Records from a data source
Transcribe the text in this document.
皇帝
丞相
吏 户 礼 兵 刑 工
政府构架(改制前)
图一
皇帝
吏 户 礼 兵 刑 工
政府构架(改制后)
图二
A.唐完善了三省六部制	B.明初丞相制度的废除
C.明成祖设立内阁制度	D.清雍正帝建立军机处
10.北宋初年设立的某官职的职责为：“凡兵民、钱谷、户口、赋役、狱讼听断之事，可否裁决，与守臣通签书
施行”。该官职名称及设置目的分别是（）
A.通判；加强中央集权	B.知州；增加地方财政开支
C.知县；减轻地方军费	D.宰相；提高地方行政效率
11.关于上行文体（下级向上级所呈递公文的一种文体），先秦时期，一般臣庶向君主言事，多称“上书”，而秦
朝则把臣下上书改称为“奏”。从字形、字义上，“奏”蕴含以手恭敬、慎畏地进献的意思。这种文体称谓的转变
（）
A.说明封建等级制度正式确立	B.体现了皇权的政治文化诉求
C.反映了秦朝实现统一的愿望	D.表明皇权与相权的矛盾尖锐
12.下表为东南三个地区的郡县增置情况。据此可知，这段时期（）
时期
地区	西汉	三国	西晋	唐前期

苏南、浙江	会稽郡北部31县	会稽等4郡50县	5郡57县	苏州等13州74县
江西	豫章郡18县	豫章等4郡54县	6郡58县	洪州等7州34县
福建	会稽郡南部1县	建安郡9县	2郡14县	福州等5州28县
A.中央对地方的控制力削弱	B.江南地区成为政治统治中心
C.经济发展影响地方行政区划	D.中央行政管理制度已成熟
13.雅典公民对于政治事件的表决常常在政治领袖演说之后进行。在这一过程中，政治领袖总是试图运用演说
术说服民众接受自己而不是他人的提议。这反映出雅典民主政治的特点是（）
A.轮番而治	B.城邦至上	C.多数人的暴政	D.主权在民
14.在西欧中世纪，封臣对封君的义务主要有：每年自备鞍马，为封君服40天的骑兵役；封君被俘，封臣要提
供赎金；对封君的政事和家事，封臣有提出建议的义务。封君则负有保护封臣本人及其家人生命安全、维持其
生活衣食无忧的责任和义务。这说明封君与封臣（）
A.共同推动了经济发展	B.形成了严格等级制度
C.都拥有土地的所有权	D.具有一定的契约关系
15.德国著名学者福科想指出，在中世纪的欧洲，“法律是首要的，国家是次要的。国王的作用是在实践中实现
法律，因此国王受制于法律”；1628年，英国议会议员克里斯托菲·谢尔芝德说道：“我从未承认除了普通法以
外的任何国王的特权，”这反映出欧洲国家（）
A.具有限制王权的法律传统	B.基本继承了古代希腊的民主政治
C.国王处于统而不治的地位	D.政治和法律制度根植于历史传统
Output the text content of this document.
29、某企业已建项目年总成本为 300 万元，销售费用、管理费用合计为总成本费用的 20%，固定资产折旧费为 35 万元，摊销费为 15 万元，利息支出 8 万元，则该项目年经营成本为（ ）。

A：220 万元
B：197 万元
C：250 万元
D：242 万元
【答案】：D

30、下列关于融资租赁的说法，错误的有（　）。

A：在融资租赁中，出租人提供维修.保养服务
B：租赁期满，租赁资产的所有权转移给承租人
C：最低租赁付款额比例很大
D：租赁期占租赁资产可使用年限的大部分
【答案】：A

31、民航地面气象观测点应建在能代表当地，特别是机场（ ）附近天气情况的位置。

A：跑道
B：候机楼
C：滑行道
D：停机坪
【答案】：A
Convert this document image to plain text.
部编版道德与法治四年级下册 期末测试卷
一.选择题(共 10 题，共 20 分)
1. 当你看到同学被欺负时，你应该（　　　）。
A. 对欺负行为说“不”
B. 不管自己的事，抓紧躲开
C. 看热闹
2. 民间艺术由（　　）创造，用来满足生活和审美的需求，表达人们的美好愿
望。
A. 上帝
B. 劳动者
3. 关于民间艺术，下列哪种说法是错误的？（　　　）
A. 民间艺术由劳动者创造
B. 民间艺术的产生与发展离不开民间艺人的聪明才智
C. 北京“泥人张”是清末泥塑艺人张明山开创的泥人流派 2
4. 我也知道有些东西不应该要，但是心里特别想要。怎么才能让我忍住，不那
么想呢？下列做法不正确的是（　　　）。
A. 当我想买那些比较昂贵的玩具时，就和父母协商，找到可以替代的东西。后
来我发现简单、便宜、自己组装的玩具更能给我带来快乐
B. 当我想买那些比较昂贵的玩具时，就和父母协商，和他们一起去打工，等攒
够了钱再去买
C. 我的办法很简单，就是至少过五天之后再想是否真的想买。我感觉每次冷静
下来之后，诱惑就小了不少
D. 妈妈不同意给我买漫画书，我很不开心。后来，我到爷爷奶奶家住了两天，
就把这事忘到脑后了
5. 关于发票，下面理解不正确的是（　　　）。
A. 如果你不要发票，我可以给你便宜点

▸ **WHAT IS EXPECTED**
Repeat every entry exactly, please.

▸ **WRITTEN REPLY**
Transcribe the text in this document.
皇帝
丞相
吏 户 礼 兵 刑 工
政府构架(改制前)
图一
皇帝
吏 户 礼 兵 刑 工
政府构架(改制后)
图二
A.唐完善了三省六部制	B.明初丞相制度的废除
C.明成祖设立内阁制度	D.清雍正帝建立军机处
10.北宋初年设立的某官职的职责为：“凡兵民、钱谷、户口、赋役、狱讼听断之事，可否裁决，与守臣通签书
施行”。该官职名称及设置目的分别是（）
A.通判；加强中央集权	B.知州；增加地方财政开支
C.知县；减轻地方军费	D.宰相；提高地方行政效率
11.关于上行文体（下级向上级所呈递公文的一种文体），先秦时期，一般臣庶向君主言事，多称“上书”，而秦
朝则把臣下上书改称为“奏”。从字形、字义上，“奏”蕴含以手恭敬、慎畏地进献的意思。这种文体称谓的转变
（）
A.说明封建等级制度正式确立	B.体现了皇权的政治文化诉求
C.反映了秦朝实现统一的愿望	D.表明皇权与相权的矛盾尖锐
12.下表为东南三个地区的郡县增置情况。据此可知，这段时期（）
时期
地区	西汉	三国	西晋	唐前期

苏南、浙江	会稽郡北部31县	会稽等4郡50县	5郡57县	苏州等13州74县
江西	豫章郡18县	豫章等4郡54县	6郡58县	洪州等7州34县
福建	会稽郡南部1县	建安郡9县	2郡14县	福州等5州28县
A.中央对地方的控制力削弱	B.江南地区成为政治统治中心
C.经济发展影响地方行政区划	D.中央行政管理制度已成熟
13.雅典公民对于政治事件的表决常常在政治领袖演说之后进行。在这一过程中，政治领袖总是试图运用演说
术说服民众接受自己而不是他人的提议。这反映出雅典民主政治的特点是（）
A.轮番而治	B.城邦至上	C.多数人的暴政	D.主权在民
14.在西欧中世纪，封臣对封君的义务主要有：每年自备鞍马，为封君服40天的骑兵役；封君被俘，封臣要提
供赎金；对封君的政事和家事，封臣有提出建议的义务。封君则负有保护封臣本人及其家人生命安全、维持其
生活衣食无忧的责任和义务。这说明封君与封臣（）
A.共同推动了经济发展	B.形成了严格等级制度
C.都拥有土地的所有权	D.具有一定的契约关系
15.德国著名学者福科想指出，在中世纪的欧洲，“法律是首要的，国家是次要的。国王的作用是在实践中实现
法律，因此国王受制于法律”；1628年，英国议会议员克里斯托菲·谢尔芝德说道：“我从未承认除了普通法以
外的任何国王的特权，”这反映出欧洲国家（）
A.具有限制王权的法律传统	B.基本继承了古代希腊的民主政治
C.国王处于统而不治的地位	D.政治和法律制度根植于历史传统
Output the text content of this document.
29、某企业已建项目年总成本为 300 万元，销售费用、管理费用合计为总成本费用的 20%，固定资产折旧费为 35 万元，摊销费为 15 万元，利息支出 8 万元，则该项目年经营成本为（ ）。

A：220 万元
B：197 万元
C：250 万元
D：242 万元
【答案】：D

30、下列关于融资租赁的说法，错误的有（　）。

A：在融资租赁中，出租人提供维修.保养服务
B：租赁期满，租赁资产的所有权转移给承租人
C：最低租赁付款额比例很大
D：租赁期占租赁资产可使用年限的大部分
【答案】：A

31、民航地面气象观测点应建在能代表当地，特别是机场（ ）附近天气情况的位置。

A：跑道
B：候机楼
C：滑行道
D：停机坪
【答案】：A
Convert this document image to plain text.
部编版道德与法治四年级下册 期末测试卷
一.选择题(共 10 题，共 20 分)
1. 当你看到同学被欺负时，你应该（　　　）。
A. 对欺负行为说“不”
B. 不管自己的事，抓紧躲开
C. 看热闹
2. 民间艺术由（　　）创造，用来满足生活和审美的需求，表达人们的美好愿
望。
A. 上帝
B. 劳动者
3. 关于民间艺术，下列哪种说法是错误的？（　　　）
A. 民间艺术由劳动者创造
B. 民间艺术的产生与发展离不开民间艺人的聪明才智
C. 北京“泥人张”是清末泥塑艺人张明山开创的泥人流派 2
4. 我也知道有些东西不应该要，但是心里特别想要。怎么才能让我忍住，不那
么想呢？下列做法不正确的是（　　　）。
A. 当我想买那些比较昂贵的玩具时，就和父母协商，找到可以替代的东西。后
来我发现简单、便宜、自己组装的玩具更能给我带来快乐
B. 当我想买那些比较昂贵的玩具时，就和父母协商，和他们一起去打工，等攒
够了钱再去买
C. 我的办法很简单，就是至少过五天之后再想是否真的想买。我感觉每次冷静
下来之后，诱惑就小了不少
D. 妈妈不同意给我买漫画书，我很不开心。后来，我到爷爷奶奶家住了两天，
就把这事忘到脑后了
5. 关于发票，下面理解不正确的是（　　　）。
A. 如果你不要发票，我可以给你便宜点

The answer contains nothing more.